__Source data__
>>
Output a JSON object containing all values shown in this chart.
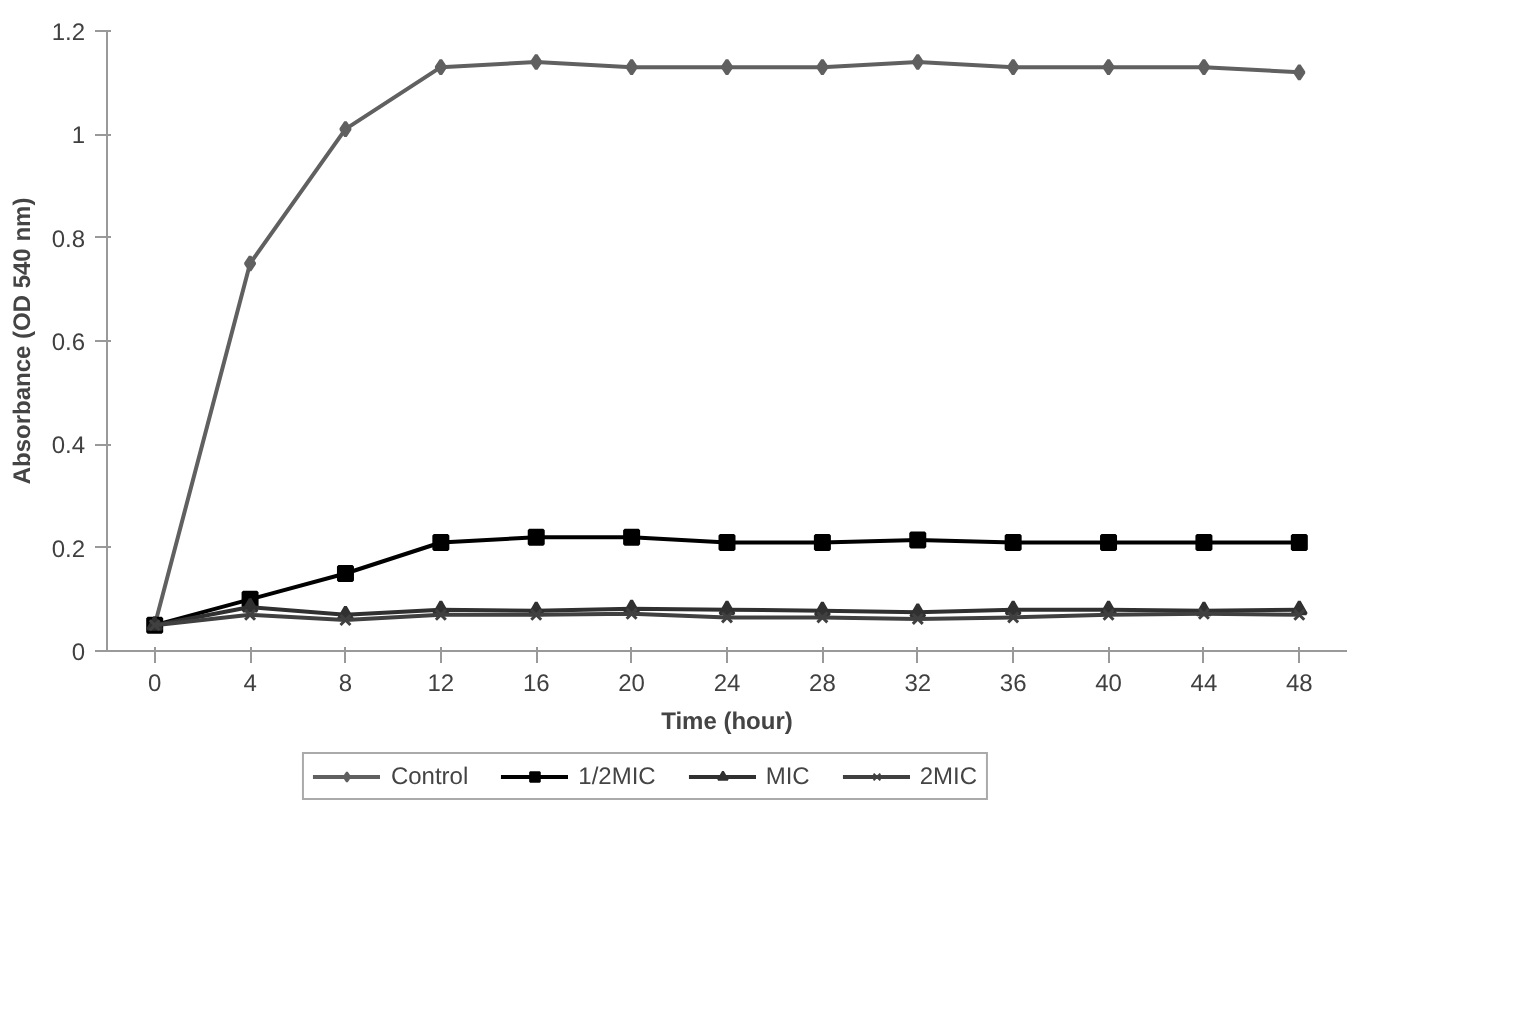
{
  "chart_data": {
    "type": "line",
    "xlabel": "Time (hour)",
    "ylabel": "Absorbance (OD 540 nm)",
    "x": [
      0,
      4,
      8,
      12,
      16,
      20,
      24,
      28,
      32,
      36,
      40,
      44,
      48
    ],
    "xlim": [
      -2,
      50
    ],
    "xticks": [
      0,
      4,
      8,
      12,
      16,
      20,
      24,
      28,
      32,
      36,
      40,
      44,
      48
    ],
    "ylim": [
      0,
      1.2
    ],
    "yticks": [
      {
        "value": 0,
        "label": "0"
      },
      0.2,
      0.4,
      0.6,
      0.8,
      {
        "value": 1,
        "label": "1"
      },
      1.2
    ],
    "grid": false,
    "legend": "bottom",
    "series": [
      {
        "name": "Control",
        "color": "#606060",
        "marker": "diamond",
        "values": [
          0.05,
          0.75,
          1.01,
          1.13,
          1.14,
          1.13,
          1.13,
          1.13,
          1.14,
          1.13,
          1.13,
          1.13,
          1.12
        ]
      },
      {
        "name": "1/2MIC",
        "color": "#000000",
        "marker": "square",
        "values": [
          0.05,
          0.1,
          0.15,
          0.21,
          0.22,
          0.22,
          0.21,
          0.21,
          0.215,
          0.21,
          0.21,
          0.21,
          0.21
        ]
      },
      {
        "name": "MIC",
        "color": "#303030",
        "marker": "triangle",
        "values": [
          0.05,
          0.085,
          0.07,
          0.08,
          0.078,
          0.082,
          0.08,
          0.078,
          0.075,
          0.08,
          0.08,
          0.078,
          0.08
        ]
      },
      {
        "name": "2MIC",
        "color": "#404040",
        "marker": "cross",
        "values": [
          0.05,
          0.07,
          0.06,
          0.07,
          0.07,
          0.072,
          0.065,
          0.065,
          0.062,
          0.065,
          0.07,
          0.072,
          0.07
        ]
      }
    ]
  }
}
<<
__Problem__
Reply with nothing except the number of lines in the listing above that include the string "color".

__Finished exercise__
4